## BEGIN WORKING DATA

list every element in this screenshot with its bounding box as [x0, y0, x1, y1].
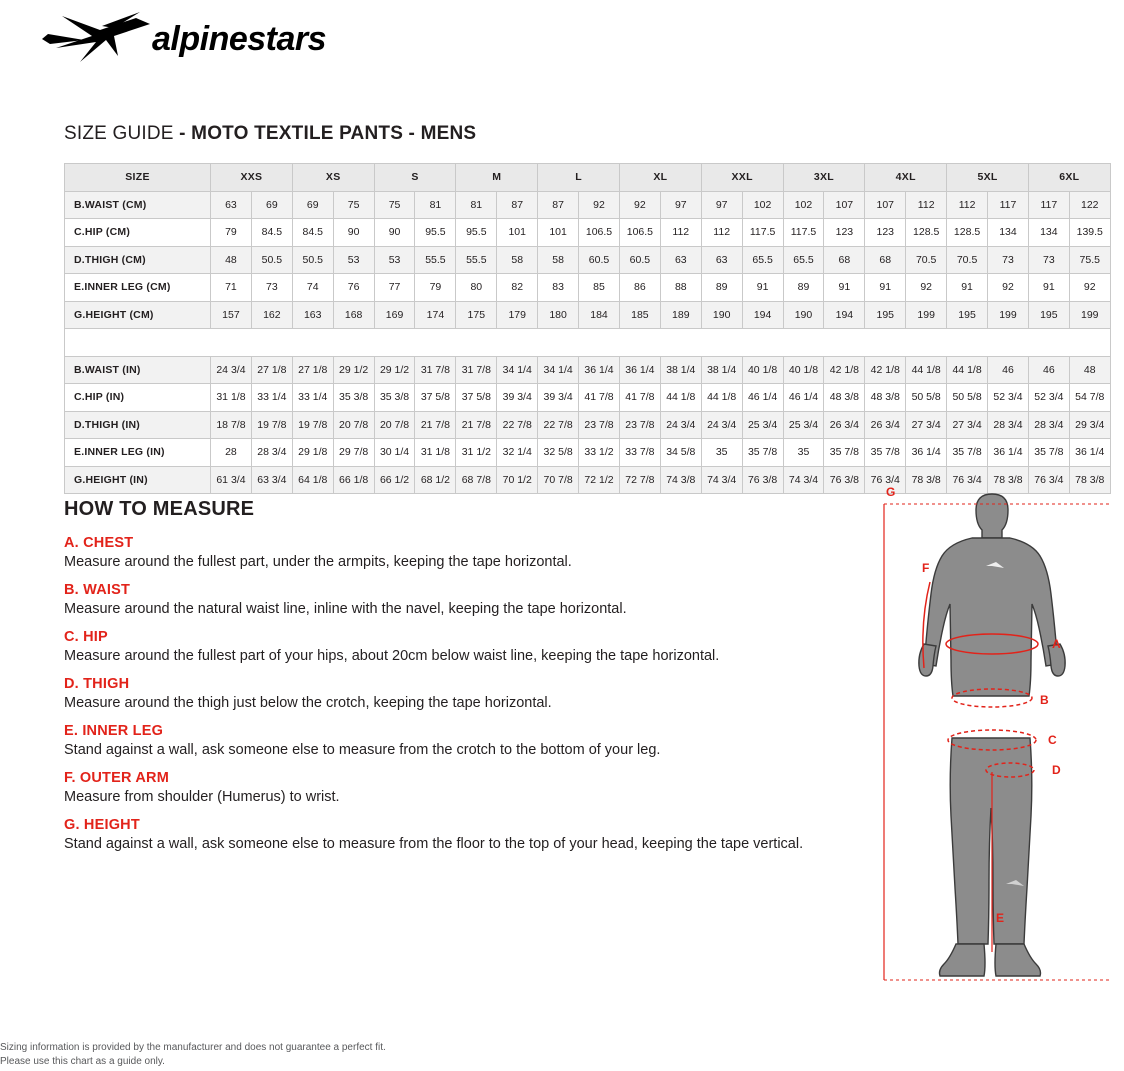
table-row — [65, 191, 1111, 219]
table-cell: 68 7/8 — [456, 466, 497, 494]
table-cell: 76 3/8 — [824, 466, 865, 494]
table-cell: 74 3/4 — [701, 466, 742, 494]
measurement-figure — [860, 482, 1110, 1022]
table-cell: 179 — [497, 301, 538, 329]
measure-item-title: G. HEIGHT — [64, 817, 140, 833]
table-cell: 26 3/4 — [824, 411, 865, 439]
table-cell: 84.5 — [251, 219, 292, 247]
table-cell: 31 1/8 — [415, 439, 456, 467]
marker-f: F — [922, 561, 930, 575]
table-cell: 21 7/8 — [415, 411, 456, 439]
page-title-prefix: SIZE GUIDE — [64, 123, 180, 144]
table-cell: 34 1/4 — [497, 356, 538, 384]
table-cell: 27 3/4 — [947, 411, 988, 439]
measure-item — [62, 582, 862, 617]
table-cell: 35 7/8 — [947, 439, 988, 467]
table-cell: 66 1/2 — [374, 466, 415, 494]
table-cell: 28 3/4 — [988, 411, 1029, 439]
table-cell: 55.5 — [456, 246, 497, 274]
table-cell: 39 3/4 — [497, 384, 538, 412]
table-cell: 50.5 — [292, 246, 333, 274]
table-cell: 46 — [988, 356, 1029, 384]
table-cell: 73 — [1028, 246, 1069, 274]
table-cell: 70.5 — [906, 246, 947, 274]
table-cell: 28 3/4 — [1028, 411, 1069, 439]
page-title-main: - MOTO TEXTILE PANTS - MENS — [179, 123, 477, 144]
table-cell: 63 — [211, 191, 252, 219]
table-cell: 29 3/4 — [1069, 411, 1110, 439]
table-cell: 68 — [865, 246, 906, 274]
size-header-4xl: 4XL — [865, 164, 947, 192]
table-cell: 112 — [701, 219, 742, 247]
table-cell: 88 — [660, 274, 701, 302]
marker-d: D — [1052, 763, 1061, 777]
table-cell: 22 7/8 — [538, 411, 579, 439]
marker-c: C — [1048, 733, 1057, 747]
table-cell: 29 1/2 — [374, 356, 415, 384]
table-cell: 75.5 — [1069, 246, 1110, 274]
measure-item-title: D. THIGH — [64, 676, 130, 692]
table-cell: 101 — [538, 219, 579, 247]
table-cell: 35 7/8 — [865, 439, 906, 467]
table-cell: 52 3/4 — [1028, 384, 1069, 412]
table-cell: 169 — [374, 301, 415, 329]
table-cell: 63 3/4 — [251, 466, 292, 494]
table-cell: 89 — [701, 274, 742, 302]
measure-item — [62, 723, 862, 758]
table-cell: 185 — [619, 301, 660, 329]
table-cell: 76 3/4 — [947, 466, 988, 494]
table-cell: 22 7/8 — [497, 411, 538, 439]
table-cell: 195 — [1028, 301, 1069, 329]
table-cell: 42 1/8 — [824, 356, 865, 384]
table-cell: 44 1/8 — [701, 384, 742, 412]
table-cell: 90 — [333, 219, 374, 247]
row-label: C.HIP (IN) — [65, 384, 211, 412]
table-cell: 84.5 — [292, 219, 333, 247]
table-cell: 36 1/4 — [988, 439, 1029, 467]
table-cell: 33 1/4 — [292, 384, 333, 412]
table-cell: 83 — [538, 274, 579, 302]
marker-b: B — [1040, 693, 1049, 707]
table-cell: 175 — [456, 301, 497, 329]
table-cell: 55.5 — [415, 246, 456, 274]
table-cell: 95.5 — [456, 219, 497, 247]
table-cell: 69 — [292, 191, 333, 219]
table-cell: 70 1/2 — [497, 466, 538, 494]
table-cell: 87 — [538, 191, 579, 219]
table-cell: 48 — [1069, 356, 1110, 384]
table-cell: 91 — [1028, 274, 1069, 302]
alpinestars-logo-icon — [40, 8, 360, 70]
table-cell: 40 1/8 — [742, 356, 783, 384]
table-cell: 77 — [374, 274, 415, 302]
table-cell: 194 — [824, 301, 865, 329]
table-cell: 107 — [865, 191, 906, 219]
table-cell: 36 1/4 — [906, 439, 947, 467]
measure-item-text: Measure around the natural waist line, inline with the navel, keeping the tape horizontal. — [64, 601, 627, 617]
table-cell: 32 1/4 — [497, 439, 538, 467]
table-cell: 60.5 — [619, 246, 660, 274]
row-label: B.WAIST (CM) — [65, 191, 211, 219]
table-cell: 97 — [660, 191, 701, 219]
table-cell: 38 1/4 — [660, 356, 701, 384]
table-cell: 102 — [783, 191, 824, 219]
table-cell: 68 1/2 — [415, 466, 456, 494]
table-cell: 44 1/8 — [660, 384, 701, 412]
table-cell: 106.5 — [619, 219, 660, 247]
table-cell: 53 — [333, 246, 374, 274]
table-row — [65, 356, 1111, 384]
table-cell: 26 3/4 — [865, 411, 906, 439]
table-cell: 24 3/4 — [701, 411, 742, 439]
table-cell: 70.5 — [947, 246, 988, 274]
table-cell: 27 3/4 — [906, 411, 947, 439]
measure-item-text: Measure from shoulder (Humerus) to wrist. — [64, 789, 340, 805]
table-cell: 95.5 — [415, 219, 456, 247]
size-header-xl: XL — [619, 164, 701, 192]
table-cell: 48 3/8 — [824, 384, 865, 412]
table-cell: 42 1/8 — [865, 356, 906, 384]
size-header-6xl: 6XL — [1028, 164, 1110, 192]
table-cell: 80 — [456, 274, 497, 302]
measure-item-title: A. CHEST — [64, 535, 134, 551]
size-header-l: L — [538, 164, 620, 192]
table-cell: 101 — [497, 219, 538, 247]
table-cell: 46 1/4 — [783, 384, 824, 412]
size-header-5xl: 5XL — [947, 164, 1029, 192]
table-cell: 37 5/8 — [415, 384, 456, 412]
footer-line-2: Please use this chart as a guide only. — [0, 1056, 165, 1067]
table-cell: 44 1/8 — [906, 356, 947, 384]
how-to-measure-heading: HOW TO MEASURE — [64, 498, 255, 520]
table-cell: 72 7/8 — [619, 466, 660, 494]
table-cell: 92 — [619, 191, 660, 219]
table-cell: 112 — [947, 191, 988, 219]
table-cell: 53 — [374, 246, 415, 274]
row-label: G.HEIGHT (IN) — [65, 466, 211, 494]
table-cell: 27 1/8 — [292, 356, 333, 384]
table-cell: 29 7/8 — [333, 439, 374, 467]
marker-e: E — [996, 911, 1005, 925]
table-cell: 31 7/8 — [415, 356, 456, 384]
table-cell: 52 3/4 — [988, 384, 1029, 412]
table-cell: 41 7/8 — [579, 384, 620, 412]
table-cell: 68 — [824, 246, 865, 274]
table-cell: 40 1/8 — [783, 356, 824, 384]
table-cell: 61 3/4 — [211, 466, 252, 494]
marker-a: A — [1052, 637, 1061, 651]
table-cell: 36 1/4 — [619, 356, 660, 384]
table-cell: 199 — [1069, 301, 1110, 329]
table-cell: 78 3/8 — [988, 466, 1029, 494]
table-cell: 63 — [701, 246, 742, 274]
table-cell: 21 7/8 — [456, 411, 497, 439]
table-cell: 73 — [988, 246, 1029, 274]
measure-item-text: Measure around the fullest part, under the armpits, keeping the tape horizontal. — [64, 554, 572, 570]
table-cell: 76 — [333, 274, 374, 302]
table-cell: 79 — [211, 219, 252, 247]
table-cell: 90 — [374, 219, 415, 247]
table-cell: 31 1/2 — [456, 439, 497, 467]
table-cell: 19 7/8 — [292, 411, 333, 439]
table-corner-label: SIZE — [65, 164, 211, 192]
table-cell: 54 7/8 — [1069, 384, 1110, 412]
table-cell: 37 5/8 — [456, 384, 497, 412]
page-title — [64, 123, 476, 145]
measure-item-text: Measure around the thigh just below the crotch, keeping the tape horizontal. — [64, 695, 552, 711]
row-label: D.THIGH (IN) — [65, 411, 211, 439]
table-cell: 30 1/4 — [374, 439, 415, 467]
table-cell: 117 — [1028, 191, 1069, 219]
table-cell: 33 1/4 — [251, 384, 292, 412]
table-cell: 23 7/8 — [579, 411, 620, 439]
table-spacer-cell — [65, 329, 1111, 357]
table-cell: 134 — [1028, 219, 1069, 247]
table-spacer — [65, 329, 1111, 357]
size-chart-table — [64, 163, 1111, 494]
measure-item-text: Measure around the fullest part of your hips, about 20cm below waist line, keeping the tape horizontal. — [64, 648, 720, 664]
table-cell: 44 1/8 — [947, 356, 988, 384]
table-cell: 48 3/8 — [865, 384, 906, 412]
table-cell: 69 — [251, 191, 292, 219]
row-label: G.HEIGHT (CM) — [65, 301, 211, 329]
row-label: C.HIP (CM) — [65, 219, 211, 247]
table-cell: 91 — [742, 274, 783, 302]
measure-item — [62, 770, 862, 805]
measure-item-title: C. HIP — [64, 629, 108, 645]
table-cell: 70 7/8 — [538, 466, 579, 494]
size-header-3xl: 3XL — [783, 164, 865, 192]
table-cell: 18 7/8 — [211, 411, 252, 439]
table-cell: 36 1/4 — [579, 356, 620, 384]
table-cell: 199 — [906, 301, 947, 329]
table-cell: 24 3/4 — [211, 356, 252, 384]
table-row — [65, 246, 1111, 274]
table-cell: 63 — [660, 246, 701, 274]
table-cell: 117.5 — [742, 219, 783, 247]
table-cell: 180 — [538, 301, 579, 329]
table-cell: 35 7/8 — [742, 439, 783, 467]
table-row — [65, 274, 1111, 302]
table-cell: 24 3/4 — [660, 411, 701, 439]
table-cell: 35 — [783, 439, 824, 467]
table-cell: 74 3/4 — [783, 466, 824, 494]
table-cell: 75 — [333, 191, 374, 219]
size-header-xxl: XXL — [701, 164, 783, 192]
table-cell: 35 7/8 — [1028, 439, 1069, 467]
table-cell: 66 1/8 — [333, 466, 374, 494]
table-cell: 60.5 — [579, 246, 620, 274]
table-cell: 38 1/4 — [701, 356, 742, 384]
svg-text:alpinestars: alpinestars — [152, 20, 327, 58]
table-cell: 128.5 — [906, 219, 947, 247]
table-cell: 27 1/8 — [251, 356, 292, 384]
table-cell: 189 — [660, 301, 701, 329]
table-cell: 25 3/4 — [783, 411, 824, 439]
table-cell: 31 7/8 — [456, 356, 497, 384]
table-cell: 74 3/8 — [660, 466, 701, 494]
table-cell: 28 — [211, 439, 252, 467]
table-cell: 72 1/2 — [579, 466, 620, 494]
table-header-row — [65, 164, 1111, 192]
table-cell: 81 — [415, 191, 456, 219]
table-cell: 107 — [824, 191, 865, 219]
body-diagram-icon — [860, 482, 1110, 1022]
table-cell: 48 — [211, 246, 252, 274]
table-cell: 19 7/8 — [251, 411, 292, 439]
table-cell: 75 — [374, 191, 415, 219]
how-to-measure-section — [62, 498, 862, 864]
table-cell: 79 — [415, 274, 456, 302]
table-cell: 91 — [824, 274, 865, 302]
measure-item — [62, 629, 862, 664]
table-cell: 28 3/4 — [251, 439, 292, 467]
table-cell: 50 5/8 — [947, 384, 988, 412]
row-label: D.THIGH (CM) — [65, 246, 211, 274]
table-cell: 20 7/8 — [374, 411, 415, 439]
table-cell: 50 5/8 — [906, 384, 947, 412]
table-cell: 76 3/4 — [865, 466, 906, 494]
table-cell: 199 — [988, 301, 1029, 329]
table-cell: 92 — [579, 191, 620, 219]
table-cell: 139.5 — [1069, 219, 1110, 247]
table-cell: 92 — [988, 274, 1029, 302]
table-cell: 112 — [906, 191, 947, 219]
table-row — [65, 301, 1111, 329]
table-cell: 81 — [456, 191, 497, 219]
footer-disclaimer — [0, 1041, 386, 1069]
table-cell: 87 — [497, 191, 538, 219]
row-label: E.INNER LEG (IN) — [65, 439, 211, 467]
table-cell: 71 — [211, 274, 252, 302]
table-cell: 58 — [538, 246, 579, 274]
table-cell: 35 — [701, 439, 742, 467]
table-cell: 46 — [1028, 356, 1069, 384]
table-cell: 117 — [988, 191, 1029, 219]
row-label: B.WAIST (IN) — [65, 356, 211, 384]
table-cell: 33 7/8 — [619, 439, 660, 467]
table-cell: 41 7/8 — [619, 384, 660, 412]
measure-item — [62, 817, 862, 852]
table-cell: 89 — [783, 274, 824, 302]
table-row — [65, 384, 1111, 412]
table-cell: 65.5 — [742, 246, 783, 274]
table-cell: 97 — [701, 191, 742, 219]
marker-g: G — [886, 485, 896, 499]
table-cell: 35 7/8 — [824, 439, 865, 467]
size-header-xs: XS — [292, 164, 374, 192]
table-cell: 35 3/8 — [333, 384, 374, 412]
table-cell: 78 3/8 — [906, 466, 947, 494]
measure-item-text: Stand against a wall, ask someone else to measure from the crotch to the bottom of your leg. — [64, 742, 661, 758]
table-cell: 162 — [251, 301, 292, 329]
table-cell: 35 3/8 — [374, 384, 415, 412]
table-cell: 85 — [579, 274, 620, 302]
table-cell: 29 1/2 — [333, 356, 374, 384]
table-cell: 32 5/8 — [538, 439, 579, 467]
table-cell: 92 — [1069, 274, 1110, 302]
table-cell: 86 — [619, 274, 660, 302]
table-cell: 31 1/8 — [211, 384, 252, 412]
table-cell: 102 — [742, 191, 783, 219]
table-cell: 23 7/8 — [619, 411, 660, 439]
table-cell: 123 — [865, 219, 906, 247]
table-cell: 76 3/4 — [1028, 466, 1069, 494]
table-cell: 50.5 — [251, 246, 292, 274]
table-cell: 134 — [988, 219, 1029, 247]
table-cell: 34 1/4 — [538, 356, 579, 384]
table-cell: 73 — [251, 274, 292, 302]
table-row — [65, 439, 1111, 467]
measure-item-title: F. OUTER ARM — [64, 770, 169, 786]
table-cell: 58 — [497, 246, 538, 274]
size-header-xxs: XXS — [211, 164, 293, 192]
table-cell: 123 — [824, 219, 865, 247]
measure-item — [62, 676, 862, 711]
table-cell: 46 1/4 — [742, 384, 783, 412]
table-cell: 190 — [701, 301, 742, 329]
table-cell: 117.5 — [783, 219, 824, 247]
table-cell: 157 — [211, 301, 252, 329]
footer-line-1: Sizing information is provided by the manufacturer and does not guarantee a perfect fit. — [0, 1042, 386, 1053]
size-header-s: S — [374, 164, 456, 192]
table-cell: 174 — [415, 301, 456, 329]
table-cell: 190 — [783, 301, 824, 329]
table-cell: 39 3/4 — [538, 384, 579, 412]
measure-item-text: Stand against a wall, ask someone else to measure from the floor to the top of your head, keeping the tape vertical. — [64, 836, 804, 852]
table-row — [65, 411, 1111, 439]
table-cell: 195 — [947, 301, 988, 329]
table-cell: 36 1/4 — [1069, 439, 1110, 467]
table-cell: 195 — [865, 301, 906, 329]
table-cell: 76 3/8 — [742, 466, 783, 494]
row-label: E.INNER LEG (CM) — [65, 274, 211, 302]
measure-item — [62, 535, 862, 570]
table-cell: 194 — [742, 301, 783, 329]
measure-item-title: B. WAIST — [64, 582, 131, 598]
table-cell: 74 — [292, 274, 333, 302]
table-cell: 91 — [865, 274, 906, 302]
table-cell: 122 — [1069, 191, 1110, 219]
table-row — [65, 219, 1111, 247]
table-cell: 112 — [660, 219, 701, 247]
table-cell: 106.5 — [579, 219, 620, 247]
table-cell: 20 7/8 — [333, 411, 374, 439]
table-cell: 184 — [579, 301, 620, 329]
table-cell: 29 1/8 — [292, 439, 333, 467]
table-cell: 25 3/4 — [742, 411, 783, 439]
table-cell: 92 — [906, 274, 947, 302]
table-cell: 168 — [333, 301, 374, 329]
table-cell: 33 1/2 — [579, 439, 620, 467]
size-header-m: M — [456, 164, 538, 192]
table-cell: 65.5 — [783, 246, 824, 274]
table-cell: 82 — [497, 274, 538, 302]
table-cell: 163 — [292, 301, 333, 329]
table-cell: 128.5 — [947, 219, 988, 247]
table-cell: 78 3/8 — [1069, 466, 1110, 494]
table-cell: 64 1/8 — [292, 466, 333, 494]
measure-item-title: E. INNER LEG — [64, 723, 164, 739]
table-cell: 34 5/8 — [660, 439, 701, 467]
size-table-wrapper — [64, 163, 1110, 494]
brand-logo — [40, 8, 360, 70]
table-cell: 91 — [947, 274, 988, 302]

## END WORKING DATA

> _TASK STATEMENT_: Express the lines of the material from the line with "table-row — [65, 191, 1111, 219]" to the line with "table-cell: 22 7/8 — [497, 411, 538, 439]" as a JSON list of strings, one string per line, leaving out blank lines.

> _RESPONSE TO THE EXERCISE_:
[
  "table-row — [65, 191, 1111, 219]",
  "table-cell: 68 7/8 — [456, 466, 497, 494]",
  "table-cell: 76 3/8 — [824, 466, 865, 494]",
  "table-cell: 74 3/4 — [701, 466, 742, 494]",
  "measurement-figure — [860, 482, 1110, 1022]",
  "table-cell: 179 — [497, 301, 538, 329]",
  "measure-item-title: G. HEIGHT — [64, 817, 140, 833]",
  "table-cell: 26 3/4 — [824, 411, 865, 439]",
  "table-cell: 84.5 — [251, 219, 292, 247]",
  "table-cell: 31 1/8 — [415, 439, 456, 467]",
  "marker-f: F — [922, 561, 930, 575]",
  "table-cell: 21 7/8 — [415, 411, 456, 439]",
  "page-title-prefix: SIZE GUIDE — [64, 123, 180, 144]",
  "table-cell: 34 1/4 — [497, 356, 538, 384]",
  "table-cell: 27 3/4 — [947, 411, 988, 439]",
  "measure-item — [62, 582, 862, 617]",
  "table-cell: 35 7/8 — [947, 439, 988, 467]",
  "table-cell: 66 1/2 — [374, 466, 415, 494]",
  "table-cell: 28 3/4 — [988, 411, 1029, 439]",
  "table-cell: 55.5 — [456, 246, 497, 274]",
  "table-cell: 39 3/4 — [497, 384, 538, 412]",
  "table-cell: 50.5 — [292, 246, 333, 274]",
  "table-cell: 46 — [988, 356, 1029, 384]",
  "table-cell: 73 — [1028, 246, 1069, 274]",
  "table-cell: 70.5 — [906, 246, 947, 274]",
  "table-cell: 28 3/4 — [1028, 411, 1069, 439]",
  "page-title-main: - MOTO TEXTILE PANTS - MENS — [179, 123, 477, 144]",
  "table-cell: 63 — [211, 191, 252, 219]",
  "table-cell: 29 3/4 — [1069, 411, 1110, 439]",
  "table-cell: 68 — [865, 246, 906, 274]",
  "size-header-4xl: 4XL — [865, 164, 947, 192]",
  "table-cell: 112 — [701, 219, 742, 247]",
  "table-cell: 88 — [660, 274, 701, 302]",
  "marker-d: D — [1052, 763, 1061, 777]",
  "table-cell: 22 7/8 — [538, 411, 579, 439]",
  "marker-c: C — [1048, 733, 1057, 747]",
  "table-cell: 29 1/2 — [374, 356, 415, 384]",
  "table-cell: 75.5 — [1069, 246, 1110, 274]",
  "measure-item-title: D. THIGH — [64, 676, 130, 692]",
  "table-cell: 101 — [538, 219, 579, 247]",
  "table-cell: 35 7/8 — [865, 439, 906, 467]",
  "table-cell: 52 3/4 — [1028, 384, 1069, 412]",
  "table-cell: 169 — [374, 301, 415, 329]",
  "table-cell: 63 3/4 — [251, 466, 292, 494]",
  "table-cell: 89 — [701, 274, 742, 302]",
  "measure-item — [62, 723, 862, 758]",
  "table-cell: 185 — [619, 301, 660, 329]",
  "table-cell: 76 3/4 — [947, 466, 988, 494]",
  "table-cell: 22 7/8 — [497, 411, 538, 439]"
]